Filter the entries below, keeping only lines with the word "qbds".

- _Raw records_
○ ○ ○ ○ ○

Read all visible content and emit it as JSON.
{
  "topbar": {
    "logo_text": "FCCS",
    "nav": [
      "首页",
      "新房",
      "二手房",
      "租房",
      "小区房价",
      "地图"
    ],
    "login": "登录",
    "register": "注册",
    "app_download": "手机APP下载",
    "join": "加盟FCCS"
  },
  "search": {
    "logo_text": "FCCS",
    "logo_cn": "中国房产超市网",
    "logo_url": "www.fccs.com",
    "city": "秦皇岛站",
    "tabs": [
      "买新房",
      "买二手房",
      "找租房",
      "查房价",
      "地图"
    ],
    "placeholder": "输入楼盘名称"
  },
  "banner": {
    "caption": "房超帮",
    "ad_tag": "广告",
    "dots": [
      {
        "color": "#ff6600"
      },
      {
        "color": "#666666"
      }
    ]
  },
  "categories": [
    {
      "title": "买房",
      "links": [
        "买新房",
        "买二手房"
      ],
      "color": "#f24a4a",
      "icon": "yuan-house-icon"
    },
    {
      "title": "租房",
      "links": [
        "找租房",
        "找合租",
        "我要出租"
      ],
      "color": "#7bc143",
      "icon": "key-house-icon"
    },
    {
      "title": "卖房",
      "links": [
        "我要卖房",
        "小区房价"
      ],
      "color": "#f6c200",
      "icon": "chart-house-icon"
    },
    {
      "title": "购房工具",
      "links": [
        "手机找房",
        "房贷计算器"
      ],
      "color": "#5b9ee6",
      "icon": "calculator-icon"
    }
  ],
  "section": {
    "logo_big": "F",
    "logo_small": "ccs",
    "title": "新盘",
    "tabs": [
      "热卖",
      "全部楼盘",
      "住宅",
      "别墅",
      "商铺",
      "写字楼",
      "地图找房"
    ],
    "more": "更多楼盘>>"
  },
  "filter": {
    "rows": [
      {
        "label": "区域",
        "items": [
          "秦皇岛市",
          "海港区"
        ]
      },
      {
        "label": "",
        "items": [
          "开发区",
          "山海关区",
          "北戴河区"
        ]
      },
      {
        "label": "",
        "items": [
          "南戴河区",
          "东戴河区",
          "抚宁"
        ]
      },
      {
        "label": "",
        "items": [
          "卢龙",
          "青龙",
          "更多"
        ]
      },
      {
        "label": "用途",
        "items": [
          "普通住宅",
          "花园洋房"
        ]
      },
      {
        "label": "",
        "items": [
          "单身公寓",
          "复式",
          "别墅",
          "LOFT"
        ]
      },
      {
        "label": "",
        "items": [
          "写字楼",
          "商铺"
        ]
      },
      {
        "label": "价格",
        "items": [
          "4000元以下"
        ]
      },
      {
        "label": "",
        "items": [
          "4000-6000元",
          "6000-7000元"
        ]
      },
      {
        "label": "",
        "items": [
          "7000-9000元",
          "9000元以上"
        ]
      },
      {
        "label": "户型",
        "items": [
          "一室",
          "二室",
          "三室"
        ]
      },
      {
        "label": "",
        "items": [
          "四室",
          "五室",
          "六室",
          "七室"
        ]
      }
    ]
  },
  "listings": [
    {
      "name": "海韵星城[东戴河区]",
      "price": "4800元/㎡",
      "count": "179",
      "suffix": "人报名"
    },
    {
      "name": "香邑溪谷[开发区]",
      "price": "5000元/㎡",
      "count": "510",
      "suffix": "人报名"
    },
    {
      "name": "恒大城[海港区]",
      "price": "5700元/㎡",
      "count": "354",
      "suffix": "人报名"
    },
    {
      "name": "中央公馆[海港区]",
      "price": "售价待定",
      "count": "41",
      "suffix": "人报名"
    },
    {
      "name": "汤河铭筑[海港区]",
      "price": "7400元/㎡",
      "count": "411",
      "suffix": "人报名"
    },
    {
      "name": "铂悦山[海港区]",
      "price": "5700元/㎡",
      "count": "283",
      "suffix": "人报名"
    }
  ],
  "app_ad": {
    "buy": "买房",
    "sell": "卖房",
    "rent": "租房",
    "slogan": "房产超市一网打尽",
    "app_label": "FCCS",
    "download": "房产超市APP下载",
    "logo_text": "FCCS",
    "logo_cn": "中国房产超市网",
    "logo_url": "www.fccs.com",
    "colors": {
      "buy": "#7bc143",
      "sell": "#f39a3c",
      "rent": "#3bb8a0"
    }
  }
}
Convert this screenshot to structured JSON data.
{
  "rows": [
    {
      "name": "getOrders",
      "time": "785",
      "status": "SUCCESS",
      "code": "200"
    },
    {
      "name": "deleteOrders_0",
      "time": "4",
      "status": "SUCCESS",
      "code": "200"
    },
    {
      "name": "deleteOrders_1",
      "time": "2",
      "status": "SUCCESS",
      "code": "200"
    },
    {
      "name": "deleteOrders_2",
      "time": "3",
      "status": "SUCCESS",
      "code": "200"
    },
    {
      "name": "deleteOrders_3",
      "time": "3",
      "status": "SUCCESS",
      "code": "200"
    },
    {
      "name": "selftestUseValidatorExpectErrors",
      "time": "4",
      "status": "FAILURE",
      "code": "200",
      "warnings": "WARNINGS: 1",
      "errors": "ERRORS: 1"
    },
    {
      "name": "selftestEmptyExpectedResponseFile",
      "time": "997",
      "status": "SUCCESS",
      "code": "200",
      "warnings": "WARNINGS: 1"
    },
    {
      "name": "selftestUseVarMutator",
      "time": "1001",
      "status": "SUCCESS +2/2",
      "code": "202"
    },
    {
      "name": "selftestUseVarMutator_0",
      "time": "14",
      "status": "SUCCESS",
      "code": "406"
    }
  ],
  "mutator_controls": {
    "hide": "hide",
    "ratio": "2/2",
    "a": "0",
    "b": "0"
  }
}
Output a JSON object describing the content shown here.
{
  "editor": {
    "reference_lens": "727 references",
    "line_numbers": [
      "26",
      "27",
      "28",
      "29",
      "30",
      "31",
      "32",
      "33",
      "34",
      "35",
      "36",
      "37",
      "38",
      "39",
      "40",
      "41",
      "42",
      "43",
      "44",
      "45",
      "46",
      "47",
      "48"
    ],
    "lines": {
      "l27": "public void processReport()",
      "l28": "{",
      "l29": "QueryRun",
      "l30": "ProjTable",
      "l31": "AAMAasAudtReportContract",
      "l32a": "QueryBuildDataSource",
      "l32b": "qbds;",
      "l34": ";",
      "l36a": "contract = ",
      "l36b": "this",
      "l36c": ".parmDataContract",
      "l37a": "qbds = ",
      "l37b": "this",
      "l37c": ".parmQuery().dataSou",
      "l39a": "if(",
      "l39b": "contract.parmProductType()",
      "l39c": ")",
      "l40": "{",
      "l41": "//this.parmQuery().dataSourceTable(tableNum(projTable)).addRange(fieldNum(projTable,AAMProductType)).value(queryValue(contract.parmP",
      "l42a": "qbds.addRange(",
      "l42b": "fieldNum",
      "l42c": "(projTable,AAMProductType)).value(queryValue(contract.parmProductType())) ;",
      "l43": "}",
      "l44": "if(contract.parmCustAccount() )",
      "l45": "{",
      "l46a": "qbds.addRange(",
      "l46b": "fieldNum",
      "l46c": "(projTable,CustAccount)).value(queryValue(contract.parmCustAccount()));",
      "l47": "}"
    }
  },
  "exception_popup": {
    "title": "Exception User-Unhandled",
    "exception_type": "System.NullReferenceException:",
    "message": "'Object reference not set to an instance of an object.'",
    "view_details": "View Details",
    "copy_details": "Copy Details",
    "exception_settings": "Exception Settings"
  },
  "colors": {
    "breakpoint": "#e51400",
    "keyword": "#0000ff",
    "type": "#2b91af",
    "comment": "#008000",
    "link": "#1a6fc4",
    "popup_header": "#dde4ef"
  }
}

○ ○ ○ ○ ○

- _Exercise response_
      "l32b": "qbds;",
      "l37a": "qbds = ",
      "l42a": "qbds.addRange(",
      "l46a": "qbds.addRange(",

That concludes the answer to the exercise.